# WRITTEN PROBLEM:
Can the data below be echoed back word for word?

# EXERCISE INPUTS:
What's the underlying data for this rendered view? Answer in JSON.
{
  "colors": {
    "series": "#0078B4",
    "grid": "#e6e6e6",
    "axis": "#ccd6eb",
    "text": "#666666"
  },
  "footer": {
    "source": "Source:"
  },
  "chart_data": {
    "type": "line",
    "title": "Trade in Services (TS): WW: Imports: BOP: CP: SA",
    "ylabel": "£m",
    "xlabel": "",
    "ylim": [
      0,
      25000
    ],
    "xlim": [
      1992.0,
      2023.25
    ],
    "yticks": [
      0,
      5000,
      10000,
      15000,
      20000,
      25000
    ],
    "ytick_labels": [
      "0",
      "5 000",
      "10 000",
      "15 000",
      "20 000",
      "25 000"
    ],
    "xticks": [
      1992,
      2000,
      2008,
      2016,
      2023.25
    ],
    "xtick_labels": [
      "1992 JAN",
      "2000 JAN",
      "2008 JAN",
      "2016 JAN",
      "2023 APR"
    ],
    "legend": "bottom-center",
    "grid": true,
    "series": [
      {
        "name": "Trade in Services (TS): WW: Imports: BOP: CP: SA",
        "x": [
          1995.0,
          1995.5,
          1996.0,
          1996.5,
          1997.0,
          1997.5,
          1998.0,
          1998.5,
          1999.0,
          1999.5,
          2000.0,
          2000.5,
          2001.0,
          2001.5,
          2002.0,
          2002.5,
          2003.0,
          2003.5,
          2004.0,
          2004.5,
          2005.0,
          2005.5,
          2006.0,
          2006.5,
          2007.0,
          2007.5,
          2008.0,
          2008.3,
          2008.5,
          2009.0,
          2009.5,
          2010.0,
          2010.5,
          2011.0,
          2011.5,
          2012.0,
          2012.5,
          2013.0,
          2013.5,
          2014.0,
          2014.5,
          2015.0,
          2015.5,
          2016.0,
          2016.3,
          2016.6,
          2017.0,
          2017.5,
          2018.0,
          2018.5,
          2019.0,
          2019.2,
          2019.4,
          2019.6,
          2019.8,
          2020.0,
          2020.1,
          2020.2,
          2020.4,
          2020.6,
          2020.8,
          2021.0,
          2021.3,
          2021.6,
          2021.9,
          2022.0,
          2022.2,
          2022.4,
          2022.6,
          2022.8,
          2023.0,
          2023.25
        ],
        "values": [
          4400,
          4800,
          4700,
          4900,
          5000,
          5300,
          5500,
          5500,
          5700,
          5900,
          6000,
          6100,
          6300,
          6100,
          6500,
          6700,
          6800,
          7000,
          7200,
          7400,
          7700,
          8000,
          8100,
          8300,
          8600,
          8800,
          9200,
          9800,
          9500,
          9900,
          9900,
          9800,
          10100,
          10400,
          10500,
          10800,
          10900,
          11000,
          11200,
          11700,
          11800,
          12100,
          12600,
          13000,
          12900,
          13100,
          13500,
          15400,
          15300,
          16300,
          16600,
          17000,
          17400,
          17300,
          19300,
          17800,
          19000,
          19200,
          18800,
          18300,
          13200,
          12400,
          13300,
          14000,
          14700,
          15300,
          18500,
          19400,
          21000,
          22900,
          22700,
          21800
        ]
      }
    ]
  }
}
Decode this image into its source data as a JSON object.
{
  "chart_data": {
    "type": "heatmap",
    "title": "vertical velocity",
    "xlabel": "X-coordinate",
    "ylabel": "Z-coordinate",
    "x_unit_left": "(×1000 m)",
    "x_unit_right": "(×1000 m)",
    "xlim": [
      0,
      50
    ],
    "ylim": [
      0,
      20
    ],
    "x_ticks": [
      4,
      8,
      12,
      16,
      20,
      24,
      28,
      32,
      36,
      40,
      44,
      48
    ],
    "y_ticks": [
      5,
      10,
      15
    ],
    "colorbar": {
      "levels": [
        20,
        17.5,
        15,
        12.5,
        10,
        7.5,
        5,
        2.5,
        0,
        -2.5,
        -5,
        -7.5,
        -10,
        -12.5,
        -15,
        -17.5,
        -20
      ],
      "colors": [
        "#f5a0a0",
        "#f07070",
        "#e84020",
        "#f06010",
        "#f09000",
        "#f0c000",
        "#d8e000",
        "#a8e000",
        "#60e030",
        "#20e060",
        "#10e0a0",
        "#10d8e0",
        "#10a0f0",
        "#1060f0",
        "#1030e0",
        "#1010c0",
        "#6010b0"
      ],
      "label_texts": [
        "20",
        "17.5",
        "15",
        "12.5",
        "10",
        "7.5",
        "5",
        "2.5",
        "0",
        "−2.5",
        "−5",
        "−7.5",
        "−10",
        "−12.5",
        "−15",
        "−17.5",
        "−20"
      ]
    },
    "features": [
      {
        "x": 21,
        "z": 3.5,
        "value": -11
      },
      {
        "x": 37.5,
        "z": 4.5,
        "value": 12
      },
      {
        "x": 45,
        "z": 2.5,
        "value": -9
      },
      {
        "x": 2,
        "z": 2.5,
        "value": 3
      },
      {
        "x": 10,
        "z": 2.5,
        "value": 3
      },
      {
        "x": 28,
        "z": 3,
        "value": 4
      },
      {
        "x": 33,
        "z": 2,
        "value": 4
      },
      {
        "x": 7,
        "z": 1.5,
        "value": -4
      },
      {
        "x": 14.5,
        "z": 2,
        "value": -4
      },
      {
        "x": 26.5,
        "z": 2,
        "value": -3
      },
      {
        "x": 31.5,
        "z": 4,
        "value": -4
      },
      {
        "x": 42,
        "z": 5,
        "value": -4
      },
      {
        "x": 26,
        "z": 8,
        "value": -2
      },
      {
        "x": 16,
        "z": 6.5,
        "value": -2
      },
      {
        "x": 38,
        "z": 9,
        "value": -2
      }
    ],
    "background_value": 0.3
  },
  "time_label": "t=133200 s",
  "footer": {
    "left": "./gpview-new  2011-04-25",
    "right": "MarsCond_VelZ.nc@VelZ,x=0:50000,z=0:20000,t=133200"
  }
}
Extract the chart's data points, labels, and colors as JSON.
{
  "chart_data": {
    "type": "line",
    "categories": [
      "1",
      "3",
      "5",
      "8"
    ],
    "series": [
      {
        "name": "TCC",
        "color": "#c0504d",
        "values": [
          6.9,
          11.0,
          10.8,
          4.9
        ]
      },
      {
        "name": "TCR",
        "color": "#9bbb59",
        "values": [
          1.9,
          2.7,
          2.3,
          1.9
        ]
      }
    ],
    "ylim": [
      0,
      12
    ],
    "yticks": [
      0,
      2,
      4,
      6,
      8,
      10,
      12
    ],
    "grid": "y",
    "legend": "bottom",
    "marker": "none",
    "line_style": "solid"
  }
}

# THE SOLUTION:
What's the underlying data for this rendered view? Answer in JSON.
{
  "colors": {
    "series": "#0078B4",
    "grid": "#e6e6e6",
    "axis": "#ccd6eb",
    "text": "#666666"
  },
  "footer": {
    "source": "Source:"
  },
  "chart_data": {
    "type": "line",
    "title": "Trade in Services (TS): WW: Imports: BOP: CP: SA",
    "ylabel": "£m",
    "xlabel": "",
    "ylim": [
      0,
      25000
    ],
    "xlim": [
      1992.0,
      2023.25
    ],
    "yticks": [
      0,
      5000,
      10000,
      15000,
      20000,
      25000
    ],
    "ytick_labels": [
      "0",
      "5 000",
      "10 000",
      "15 000",
      "20 000",
      "25 000"
    ],
    "xticks": [
      1992,
      2000,
      2008,
      2016,
      2023.25
    ],
    "xtick_labels": [
      "1992 JAN",
      "2000 JAN",
      "2008 JAN",
      "2016 JAN",
      "2023 APR"
    ],
    "legend": "bottom-center",
    "grid": true,
    "series": [
      {
        "name": "Trade in Services (TS): WW: Imports: BOP: CP: SA",
        "x": [
          1995.0,
          1995.5,
          1996.0,
          1996.5,
          1997.0,
          1997.5,
          1998.0,
          1998.5,
          1999.0,
          1999.5,
          2000.0,
          2000.5,
          2001.0,
          2001.5,
          2002.0,
          2002.5,
          2003.0,
          2003.5,
          2004.0,
          2004.5,
          2005.0,
          2005.5,
          2006.0,
          2006.5,
          2007.0,
          2007.5,
          2008.0,
          2008.3,
          2008.5,
          2009.0,
          2009.5,
          2010.0,
          2010.5,
          2011.0,
          2011.5,
          2012.0,
          2012.5,
          2013.0,
          2013.5,
          2014.0,
          2014.5,
          2015.0,
          2015.5,
          2016.0,
          2016.3,
          2016.6,
          2017.0,
          2017.5,
          2018.0,
          2018.5,
          2019.0,
          2019.2,
          2019.4,
          2019.6,
          2019.8,
          2020.0,
          2020.1,
          2020.2,
          2020.4,
          2020.6,
          2020.8,
          2021.0,
          2021.3,
          2021.6,
          2021.9,
          2022.0,
          2022.2,
          2022.4,
          2022.6,
          2022.8,
          2023.0,
          2023.25
        ],
        "values": [
          4400,
          4800,
          4700,
          4900,
          5000,
          5300,
          5500,
          5500,
          5700,
          5900,
          6000,
          6100,
          6300,
          6100,
          6500,
          6700,
          6800,
          7000,
          7200,
          7400,
          7700,
          8000,
          8100,
          8300,
          8600,
          8800,
          9200,
          9800,
          9500,
          9900,
          9900,
          9800,
          10100,
          10400,
          10500,
          10800,
          10900,
          11000,
          11200,
          11700,
          11800,
          12100,
          12600,
          13000,
          12900,
          13100,
          13500,
          15400,
          15300,
          16300,
          16600,
          17000,
          17400,
          17300,
          19300,
          17800,
          19000,
          19200,
          18800,
          18300,
          13200,
          12400,
          13300,
          14000,
          14700,
          15300,
          18500,
          19400,
          21000,
          22900,
          22700,
          21800
        ]
      }
    ]
  }
}
Decode this image into its source data as a JSON object.
{
  "chart_data": {
    "type": "heatmap",
    "title": "vertical velocity",
    "xlabel": "X-coordinate",
    "ylabel": "Z-coordinate",
    "x_unit_left": "(×1000 m)",
    "x_unit_right": "(×1000 m)",
    "xlim": [
      0,
      50
    ],
    "ylim": [
      0,
      20
    ],
    "x_ticks": [
      4,
      8,
      12,
      16,
      20,
      24,
      28,
      32,
      36,
      40,
      44,
      48
    ],
    "y_ticks": [
      5,
      10,
      15
    ],
    "colorbar": {
      "levels": [
        20,
        17.5,
        15,
        12.5,
        10,
        7.5,
        5,
        2.5,
        0,
        -2.5,
        -5,
        -7.5,
        -10,
        -12.5,
        -15,
        -17.5,
        -20
      ],
      "colors": [
        "#f5a0a0",
        "#f07070",
        "#e84020",
        "#f06010",
        "#f09000",
        "#f0c000",
        "#d8e000",
        "#a8e000",
        "#60e030",
        "#20e060",
        "#10e0a0",
        "#10d8e0",
        "#10a0f0",
        "#1060f0",
        "#1030e0",
        "#1010c0",
        "#6010b0"
      ],
      "label_texts": [
        "20",
        "17.5",
        "15",
        "12.5",
        "10",
        "7.5",
        "5",
        "2.5",
        "0",
        "−2.5",
        "−5",
        "−7.5",
        "−10",
        "−12.5",
        "−15",
        "−17.5",
        "−20"
      ]
    },
    "features": [
      {
        "x": 21,
        "z": 3.5,
        "value": -11
      },
      {
        "x": 37.5,
        "z": 4.5,
        "value": 12
      },
      {
        "x": 45,
        "z": 2.5,
        "value": -9
      },
      {
        "x": 2,
        "z": 2.5,
        "value": 3
      },
      {
        "x": 10,
        "z": 2.5,
        "value": 3
      },
      {
        "x": 28,
        "z": 3,
        "value": 4
      },
      {
        "x": 33,
        "z": 2,
        "value": 4
      },
      {
        "x": 7,
        "z": 1.5,
        "value": -4
      },
      {
        "x": 14.5,
        "z": 2,
        "value": -4
      },
      {
        "x": 26.5,
        "z": 2,
        "value": -3
      },
      {
        "x": 31.5,
        "z": 4,
        "value": -4
      },
      {
        "x": 42,
        "z": 5,
        "value": -4
      },
      {
        "x": 26,
        "z": 8,
        "value": -2
      },
      {
        "x": 16,
        "z": 6.5,
        "value": -2
      },
      {
        "x": 38,
        "z": 9,
        "value": -2
      }
    ],
    "background_value": 0.3
  },
  "time_label": "t=133200 s",
  "footer": {
    "left": "./gpview-new  2011-04-25",
    "right": "MarsCond_VelZ.nc@VelZ,x=0:50000,z=0:20000,t=133200"
  }
}
Extract the chart's data points, labels, and colors as JSON.
{
  "chart_data": {
    "type": "line",
    "categories": [
      "1",
      "3",
      "5",
      "8"
    ],
    "series": [
      {
        "name": "TCC",
        "color": "#c0504d",
        "values": [
          6.9,
          11.0,
          10.8,
          4.9
        ]
      },
      {
        "name": "TCR",
        "color": "#9bbb59",
        "values": [
          1.9,
          2.7,
          2.3,
          1.9
        ]
      }
    ],
    "ylim": [
      0,
      12
    ],
    "yticks": [
      0,
      2,
      4,
      6,
      8,
      10,
      12
    ],
    "grid": "y",
    "legend": "bottom",
    "marker": "none",
    "line_style": "solid"
  }
}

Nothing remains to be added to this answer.